### PROVIDED INFORMATION
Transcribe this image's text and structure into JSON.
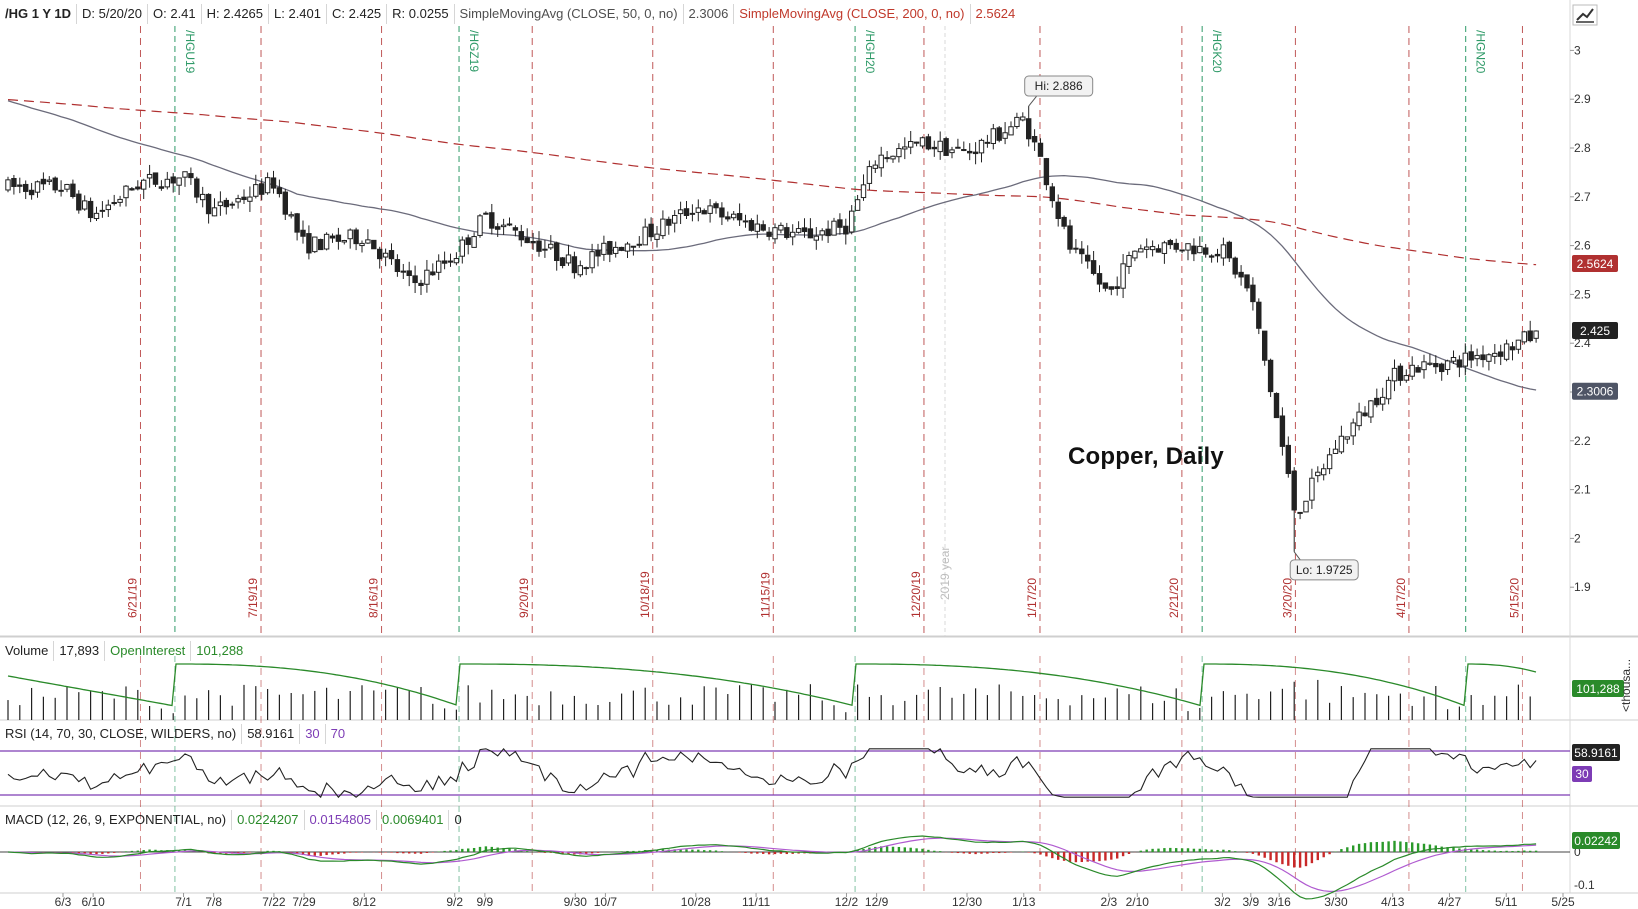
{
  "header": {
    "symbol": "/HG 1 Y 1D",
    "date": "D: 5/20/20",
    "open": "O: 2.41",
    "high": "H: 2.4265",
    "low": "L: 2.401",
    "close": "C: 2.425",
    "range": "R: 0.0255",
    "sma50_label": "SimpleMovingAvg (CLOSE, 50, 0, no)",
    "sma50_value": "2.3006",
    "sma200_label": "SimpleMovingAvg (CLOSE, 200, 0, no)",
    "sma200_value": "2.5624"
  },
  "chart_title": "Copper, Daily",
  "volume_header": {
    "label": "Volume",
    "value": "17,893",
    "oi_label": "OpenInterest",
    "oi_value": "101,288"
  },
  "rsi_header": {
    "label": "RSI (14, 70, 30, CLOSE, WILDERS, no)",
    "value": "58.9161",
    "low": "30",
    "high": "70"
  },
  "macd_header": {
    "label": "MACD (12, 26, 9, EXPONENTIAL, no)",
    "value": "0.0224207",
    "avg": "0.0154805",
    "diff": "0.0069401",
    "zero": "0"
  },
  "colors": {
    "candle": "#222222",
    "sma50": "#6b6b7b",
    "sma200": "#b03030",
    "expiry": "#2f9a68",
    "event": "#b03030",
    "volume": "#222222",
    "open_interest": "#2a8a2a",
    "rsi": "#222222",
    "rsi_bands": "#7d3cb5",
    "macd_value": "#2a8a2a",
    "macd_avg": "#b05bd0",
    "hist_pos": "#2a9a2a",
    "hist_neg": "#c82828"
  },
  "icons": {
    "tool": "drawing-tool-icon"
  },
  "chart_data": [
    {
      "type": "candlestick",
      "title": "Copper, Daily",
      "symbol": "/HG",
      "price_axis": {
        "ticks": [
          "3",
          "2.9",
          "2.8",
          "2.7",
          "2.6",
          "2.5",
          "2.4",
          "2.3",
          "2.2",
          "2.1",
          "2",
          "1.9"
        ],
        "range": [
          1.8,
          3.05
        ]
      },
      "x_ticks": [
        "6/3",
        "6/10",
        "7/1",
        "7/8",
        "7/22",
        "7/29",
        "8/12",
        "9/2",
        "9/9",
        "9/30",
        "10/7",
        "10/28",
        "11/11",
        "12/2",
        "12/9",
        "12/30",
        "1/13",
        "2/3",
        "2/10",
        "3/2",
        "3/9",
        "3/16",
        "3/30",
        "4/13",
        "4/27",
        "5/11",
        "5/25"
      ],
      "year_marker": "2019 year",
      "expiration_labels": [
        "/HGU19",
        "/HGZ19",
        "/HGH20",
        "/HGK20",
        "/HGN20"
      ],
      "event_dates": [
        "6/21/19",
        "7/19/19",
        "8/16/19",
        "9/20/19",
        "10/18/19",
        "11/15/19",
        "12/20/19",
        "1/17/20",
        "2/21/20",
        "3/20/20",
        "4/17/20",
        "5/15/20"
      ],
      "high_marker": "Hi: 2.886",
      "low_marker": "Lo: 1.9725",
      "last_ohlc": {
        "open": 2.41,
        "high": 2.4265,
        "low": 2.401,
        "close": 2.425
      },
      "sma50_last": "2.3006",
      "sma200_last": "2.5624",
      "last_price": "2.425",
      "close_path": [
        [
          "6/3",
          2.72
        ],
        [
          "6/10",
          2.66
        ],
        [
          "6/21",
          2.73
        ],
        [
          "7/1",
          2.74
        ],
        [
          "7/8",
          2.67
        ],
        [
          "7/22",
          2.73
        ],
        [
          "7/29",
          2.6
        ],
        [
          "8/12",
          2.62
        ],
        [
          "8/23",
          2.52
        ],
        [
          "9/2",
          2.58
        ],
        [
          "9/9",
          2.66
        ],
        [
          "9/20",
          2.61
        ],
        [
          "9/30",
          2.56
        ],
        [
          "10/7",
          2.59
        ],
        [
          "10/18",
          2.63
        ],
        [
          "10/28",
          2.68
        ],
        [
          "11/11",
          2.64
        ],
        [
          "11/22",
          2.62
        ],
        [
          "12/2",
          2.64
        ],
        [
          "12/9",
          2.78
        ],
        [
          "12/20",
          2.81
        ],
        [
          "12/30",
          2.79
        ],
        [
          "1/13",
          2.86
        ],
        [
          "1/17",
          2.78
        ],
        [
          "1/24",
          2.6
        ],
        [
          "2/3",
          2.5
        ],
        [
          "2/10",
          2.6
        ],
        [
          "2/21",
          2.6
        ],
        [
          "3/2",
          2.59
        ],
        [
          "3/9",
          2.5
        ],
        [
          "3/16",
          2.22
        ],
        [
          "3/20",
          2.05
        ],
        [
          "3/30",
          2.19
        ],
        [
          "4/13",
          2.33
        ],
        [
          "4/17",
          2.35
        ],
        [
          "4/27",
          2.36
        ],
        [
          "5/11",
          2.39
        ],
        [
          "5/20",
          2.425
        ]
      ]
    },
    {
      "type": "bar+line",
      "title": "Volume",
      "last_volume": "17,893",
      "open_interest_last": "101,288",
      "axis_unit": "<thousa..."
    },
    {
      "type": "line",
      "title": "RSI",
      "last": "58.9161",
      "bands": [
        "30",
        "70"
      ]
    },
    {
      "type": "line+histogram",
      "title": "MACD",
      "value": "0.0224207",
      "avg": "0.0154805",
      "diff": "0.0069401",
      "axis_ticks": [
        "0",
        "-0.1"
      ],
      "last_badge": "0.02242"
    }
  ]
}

### GIVEN EXERCISE
The records above are to be restated exactly, without their pictures.

### ANSWER TO THE EXERCISE
Transcribe this image's text and structure into JSON.
{
  "header": {
    "symbol": "/HG 1 Y 1D",
    "date": "D: 5/20/20",
    "open": "O: 2.41",
    "high": "H: 2.4265",
    "low": "L: 2.401",
    "close": "C: 2.425",
    "range": "R: 0.0255",
    "sma50_label": "SimpleMovingAvg (CLOSE, 50, 0, no)",
    "sma50_value": "2.3006",
    "sma200_label": "SimpleMovingAvg (CLOSE, 200, 0, no)",
    "sma200_value": "2.5624"
  },
  "chart_title": "Copper, Daily",
  "volume_header": {
    "label": "Volume",
    "value": "17,893",
    "oi_label": "OpenInterest",
    "oi_value": "101,288"
  },
  "rsi_header": {
    "label": "RSI (14, 70, 30, CLOSE, WILDERS, no)",
    "value": "58.9161",
    "low": "30",
    "high": "70"
  },
  "macd_header": {
    "label": "MACD (12, 26, 9, EXPONENTIAL, no)",
    "value": "0.0224207",
    "avg": "0.0154805",
    "diff": "0.0069401",
    "zero": "0"
  },
  "colors": {
    "candle": "#222222",
    "sma50": "#6b6b7b",
    "sma200": "#b03030",
    "expiry": "#2f9a68",
    "event": "#b03030",
    "volume": "#222222",
    "open_interest": "#2a8a2a",
    "rsi": "#222222",
    "rsi_bands": "#7d3cb5",
    "macd_value": "#2a8a2a",
    "macd_avg": "#b05bd0",
    "hist_pos": "#2a9a2a",
    "hist_neg": "#c82828"
  },
  "icons": {
    "tool": "drawing-tool-icon"
  },
  "chart_data": [
    {
      "type": "candlestick",
      "title": "Copper, Daily",
      "symbol": "/HG",
      "price_axis": {
        "ticks": [
          "3",
          "2.9",
          "2.8",
          "2.7",
          "2.6",
          "2.5",
          "2.4",
          "2.3",
          "2.2",
          "2.1",
          "2",
          "1.9"
        ],
        "range": [
          1.8,
          3.05
        ]
      },
      "x_ticks": [
        "6/3",
        "6/10",
        "7/1",
        "7/8",
        "7/22",
        "7/29",
        "8/12",
        "9/2",
        "9/9",
        "9/30",
        "10/7",
        "10/28",
        "11/11",
        "12/2",
        "12/9",
        "12/30",
        "1/13",
        "2/3",
        "2/10",
        "3/2",
        "3/9",
        "3/16",
        "3/30",
        "4/13",
        "4/27",
        "5/11",
        "5/25"
      ],
      "year_marker": "2019 year",
      "expiration_labels": [
        "/HGU19",
        "/HGZ19",
        "/HGH20",
        "/HGK20",
        "/HGN20"
      ],
      "event_dates": [
        "6/21/19",
        "7/19/19",
        "8/16/19",
        "9/20/19",
        "10/18/19",
        "11/15/19",
        "12/20/19",
        "1/17/20",
        "2/21/20",
        "3/20/20",
        "4/17/20",
        "5/15/20"
      ],
      "high_marker": "Hi: 2.886",
      "low_marker": "Lo: 1.9725",
      "last_ohlc": {
        "open": 2.41,
        "high": 2.4265,
        "low": 2.401,
        "close": 2.425
      },
      "sma50_last": "2.3006",
      "sma200_last": "2.5624",
      "last_price": "2.425",
      "close_path": [
        [
          "6/3",
          2.72
        ],
        [
          "6/10",
          2.66
        ],
        [
          "6/21",
          2.73
        ],
        [
          "7/1",
          2.74
        ],
        [
          "7/8",
          2.67
        ],
        [
          "7/22",
          2.73
        ],
        [
          "7/29",
          2.6
        ],
        [
          "8/12",
          2.62
        ],
        [
          "8/23",
          2.52
        ],
        [
          "9/2",
          2.58
        ],
        [
          "9/9",
          2.66
        ],
        [
          "9/20",
          2.61
        ],
        [
          "9/30",
          2.56
        ],
        [
          "10/7",
          2.59
        ],
        [
          "10/18",
          2.63
        ],
        [
          "10/28",
          2.68
        ],
        [
          "11/11",
          2.64
        ],
        [
          "11/22",
          2.62
        ],
        [
          "12/2",
          2.64
        ],
        [
          "12/9",
          2.78
        ],
        [
          "12/20",
          2.81
        ],
        [
          "12/30",
          2.79
        ],
        [
          "1/13",
          2.86
        ],
        [
          "1/17",
          2.78
        ],
        [
          "1/24",
          2.6
        ],
        [
          "2/3",
          2.5
        ],
        [
          "2/10",
          2.6
        ],
        [
          "2/21",
          2.6
        ],
        [
          "3/2",
          2.59
        ],
        [
          "3/9",
          2.5
        ],
        [
          "3/16",
          2.22
        ],
        [
          "3/20",
          2.05
        ],
        [
          "3/30",
          2.19
        ],
        [
          "4/13",
          2.33
        ],
        [
          "4/17",
          2.35
        ],
        [
          "4/27",
          2.36
        ],
        [
          "5/11",
          2.39
        ],
        [
          "5/20",
          2.425
        ]
      ]
    },
    {
      "type": "bar+line",
      "title": "Volume",
      "last_volume": "17,893",
      "open_interest_last": "101,288",
      "axis_unit": "<thousa..."
    },
    {
      "type": "line",
      "title": "RSI",
      "last": "58.9161",
      "bands": [
        "30",
        "70"
      ]
    },
    {
      "type": "line+histogram",
      "title": "MACD",
      "value": "0.0224207",
      "avg": "0.0154805",
      "diff": "0.0069401",
      "axis_ticks": [
        "0",
        "-0.1"
      ],
      "last_badge": "0.02242"
    }
  ]
}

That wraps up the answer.